WHAT IS EXPECTED:
No images are to be carried over; print all other material exactly as it stands.

[DATA LINES start]

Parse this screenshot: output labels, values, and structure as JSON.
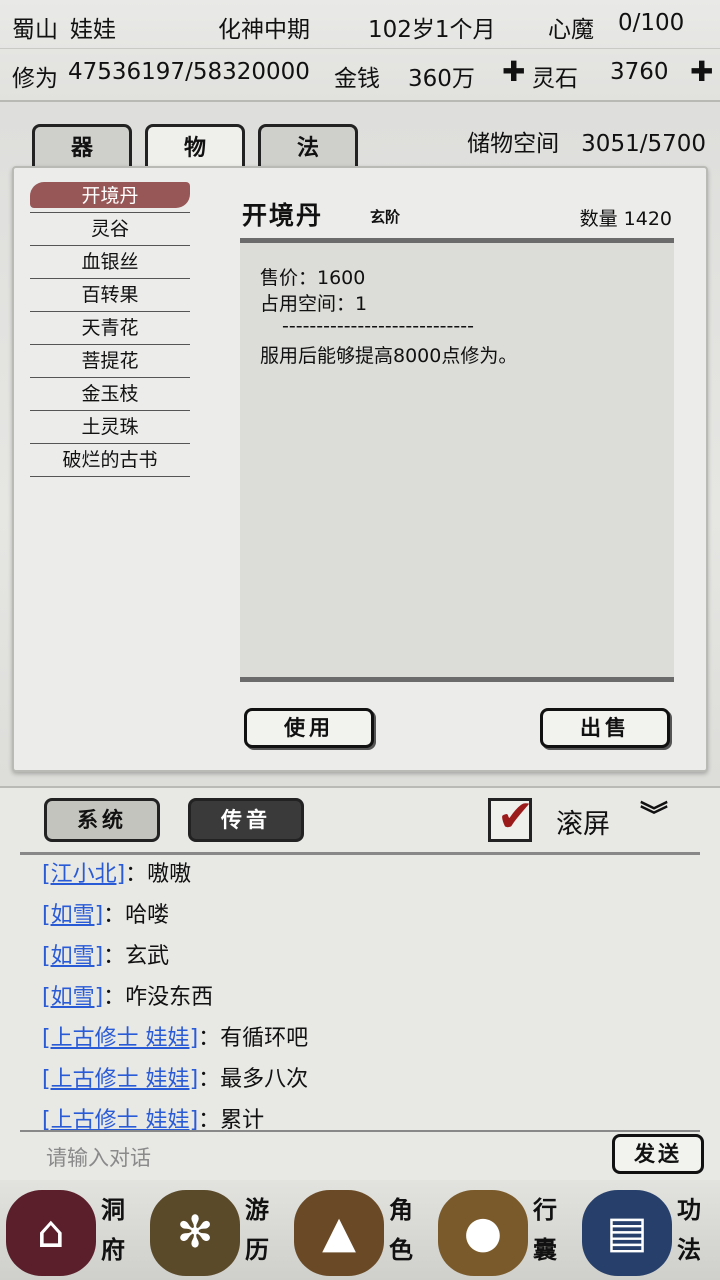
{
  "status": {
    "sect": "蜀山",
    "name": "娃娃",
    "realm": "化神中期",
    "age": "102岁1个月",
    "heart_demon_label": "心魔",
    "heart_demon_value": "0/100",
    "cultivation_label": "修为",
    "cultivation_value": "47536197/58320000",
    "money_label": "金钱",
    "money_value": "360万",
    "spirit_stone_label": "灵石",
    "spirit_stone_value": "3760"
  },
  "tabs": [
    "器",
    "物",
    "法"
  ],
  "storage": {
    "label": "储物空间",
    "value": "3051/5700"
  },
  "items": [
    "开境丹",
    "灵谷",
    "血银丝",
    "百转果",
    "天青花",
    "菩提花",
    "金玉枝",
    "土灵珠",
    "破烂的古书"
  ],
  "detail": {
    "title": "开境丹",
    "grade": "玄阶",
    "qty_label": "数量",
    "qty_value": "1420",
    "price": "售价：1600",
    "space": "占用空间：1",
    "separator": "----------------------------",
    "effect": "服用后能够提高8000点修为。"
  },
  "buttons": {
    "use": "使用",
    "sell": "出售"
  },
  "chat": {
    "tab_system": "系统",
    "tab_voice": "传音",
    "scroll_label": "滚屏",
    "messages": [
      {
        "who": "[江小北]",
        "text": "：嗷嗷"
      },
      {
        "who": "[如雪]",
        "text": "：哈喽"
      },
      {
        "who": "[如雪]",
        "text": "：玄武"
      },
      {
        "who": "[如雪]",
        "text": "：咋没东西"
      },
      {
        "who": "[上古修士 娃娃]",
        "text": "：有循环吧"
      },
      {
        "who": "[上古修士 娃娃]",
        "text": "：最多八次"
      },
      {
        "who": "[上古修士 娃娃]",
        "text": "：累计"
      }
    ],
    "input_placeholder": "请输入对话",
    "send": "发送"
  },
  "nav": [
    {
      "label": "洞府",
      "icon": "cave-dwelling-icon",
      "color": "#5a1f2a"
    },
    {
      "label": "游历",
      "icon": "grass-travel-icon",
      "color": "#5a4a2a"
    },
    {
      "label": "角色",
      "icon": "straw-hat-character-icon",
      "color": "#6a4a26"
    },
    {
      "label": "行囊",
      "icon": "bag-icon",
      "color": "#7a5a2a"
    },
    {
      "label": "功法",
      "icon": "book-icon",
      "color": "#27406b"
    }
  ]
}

[DATA LINES end]

RESULT OF THE EXERCISE:
Parse this screenshot: output labels, values, and structure as JSON.
{
  "status": {
    "sect": "蜀山",
    "name": "娃娃",
    "realm": "化神中期",
    "age": "102岁1个月",
    "heart_demon_label": "心魔",
    "heart_demon_value": "0/100",
    "cultivation_label": "修为",
    "cultivation_value": "47536197/58320000",
    "money_label": "金钱",
    "money_value": "360万",
    "spirit_stone_label": "灵石",
    "spirit_stone_value": "3760"
  },
  "tabs": [
    "器",
    "物",
    "法"
  ],
  "storage": {
    "label": "储物空间",
    "value": "3051/5700"
  },
  "items": [
    "开境丹",
    "灵谷",
    "血银丝",
    "百转果",
    "天青花",
    "菩提花",
    "金玉枝",
    "土灵珠",
    "破烂的古书"
  ],
  "detail": {
    "title": "开境丹",
    "grade": "玄阶",
    "qty_label": "数量",
    "qty_value": "1420",
    "price": "售价：1600",
    "space": "占用空间：1",
    "separator": "----------------------------",
    "effect": "服用后能够提高8000点修为。"
  },
  "buttons": {
    "use": "使用",
    "sell": "出售"
  },
  "chat": {
    "tab_system": "系统",
    "tab_voice": "传音",
    "scroll_label": "滚屏",
    "messages": [
      {
        "who": "[江小北]",
        "text": "：嗷嗷"
      },
      {
        "who": "[如雪]",
        "text": "：哈喽"
      },
      {
        "who": "[如雪]",
        "text": "：玄武"
      },
      {
        "who": "[如雪]",
        "text": "：咋没东西"
      },
      {
        "who": "[上古修士 娃娃]",
        "text": "：有循环吧"
      },
      {
        "who": "[上古修士 娃娃]",
        "text": "：最多八次"
      },
      {
        "who": "[上古修士 娃娃]",
        "text": "：累计"
      }
    ],
    "input_placeholder": "请输入对话",
    "send": "发送"
  },
  "nav": [
    {
      "label": "洞府",
      "icon": "cave-dwelling-icon",
      "color": "#5a1f2a"
    },
    {
      "label": "游历",
      "icon": "grass-travel-icon",
      "color": "#5a4a2a"
    },
    {
      "label": "角色",
      "icon": "straw-hat-character-icon",
      "color": "#6a4a26"
    },
    {
      "label": "行囊",
      "icon": "bag-icon",
      "color": "#7a5a2a"
    },
    {
      "label": "功法",
      "icon": "book-icon",
      "color": "#27406b"
    }
  ]
}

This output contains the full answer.